§ Task statement
Set every record down verbatim and omit the pictures.

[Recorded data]
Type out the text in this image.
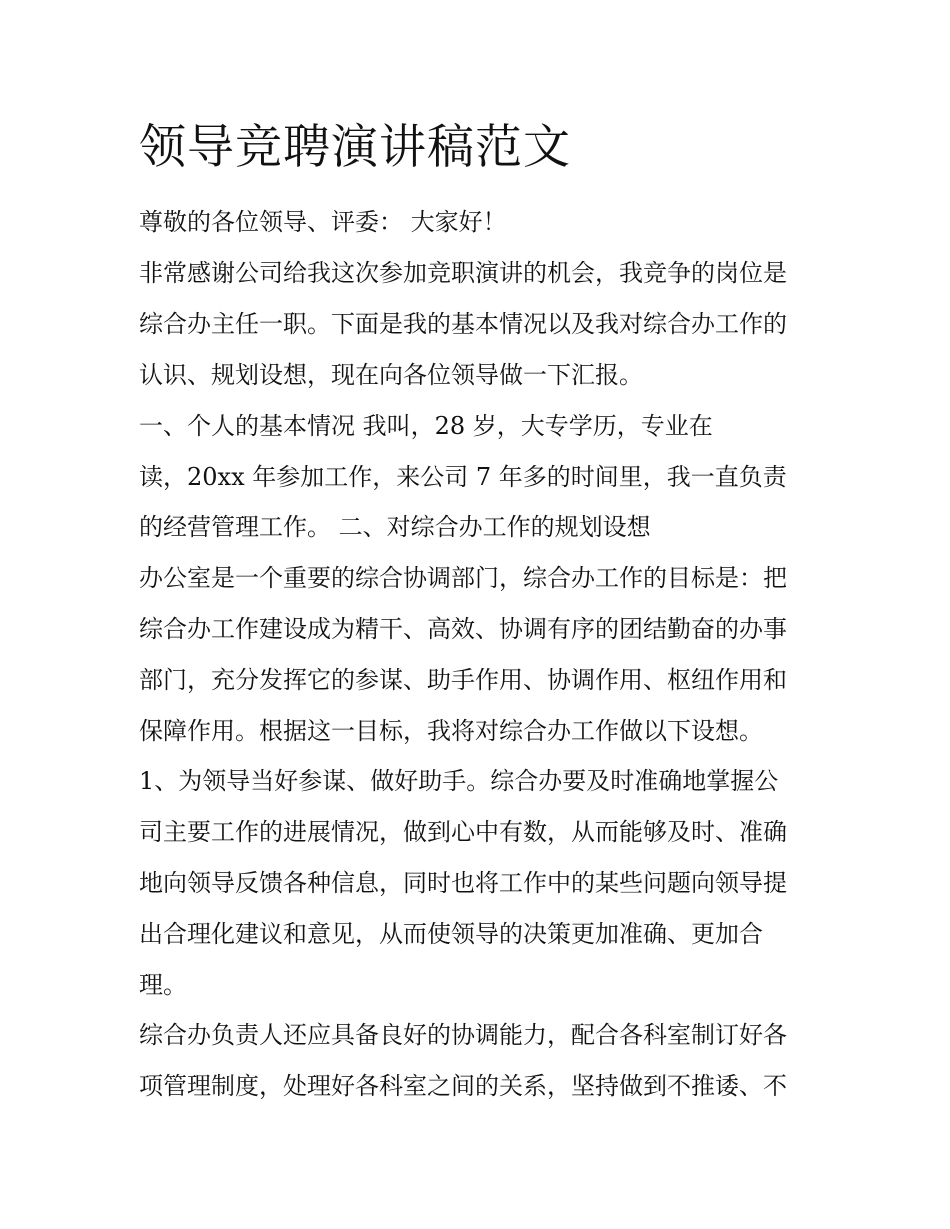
领导竞聘演讲稿范文

尊敬的各位领导、评委： 大家好！

非常感谢公司给我这次参加竞职演讲的机会，我竞争的岗位是

综合办主任一职。下面是我的基本情况以及我对综合办工作的

认识、规划设想，现在向各位领导做一下汇报。

一、个人的基本情况 我叫，28 岁，大专学历，专业在

读，20xx 年参加工作，来公司 7 年多的时间里，我一直负责

的经营管理工作。 二、对综合办工作的规划设想

办公室是一个重要的综合协调部门，综合办工作的目标是：把

综合办工作建设成为精干、高效、协调有序的团结勤奋的办事

部门，充分发挥它的参谋、助手作用、协调作用、枢纽作用和

保障作用。根据这一目标，我将对综合办工作做以下设想。

1、为领导当好参谋、做好助手。综合办要及时准确地掌握公

司主要工作的进展情况，做到心中有数，从而能够及时、准确

地向领导反馈各种信息，同时也将工作中的某些问题向领导提

出合理化建议和意见，从而使领导的决策更加准确、更加合

理。

综合办负责人还应具备良好的协调能力，配合各科室制订好各

项管理制度，处理好各科室之间的关系，坚持做到不推诿、不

§ Response to the exercise
Type out the text in this image.
领导竞聘演讲稿范文

尊敬的各位领导、评委： 大家好！

非常感谢公司给我这次参加竞职演讲的机会，我竞争的岗位是

综合办主任一职。下面是我的基本情况以及我对综合办工作的

认识、规划设想，现在向各位领导做一下汇报。

一、个人的基本情况 我叫，28 岁，大专学历，专业在

读，20xx 年参加工作，来公司 7 年多的时间里，我一直负责

的经营管理工作。 二、对综合办工作的规划设想

办公室是一个重要的综合协调部门，综合办工作的目标是：把

综合办工作建设成为精干、高效、协调有序的团结勤奋的办事

部门，充分发挥它的参谋、助手作用、协调作用、枢纽作用和

保障作用。根据这一目标，我将对综合办工作做以下设想。

1、为领导当好参谋、做好助手。综合办要及时准确地掌握公

司主要工作的进展情况，做到心中有数，从而能够及时、准确

地向领导反馈各种信息，同时也将工作中的某些问题向领导提

出合理化建议和意见，从而使领导的决策更加准确、更加合

理。

综合办负责人还应具备良好的协调能力，配合各科室制订好各

项管理制度，处理好各科室之间的关系，坚持做到不推诿、不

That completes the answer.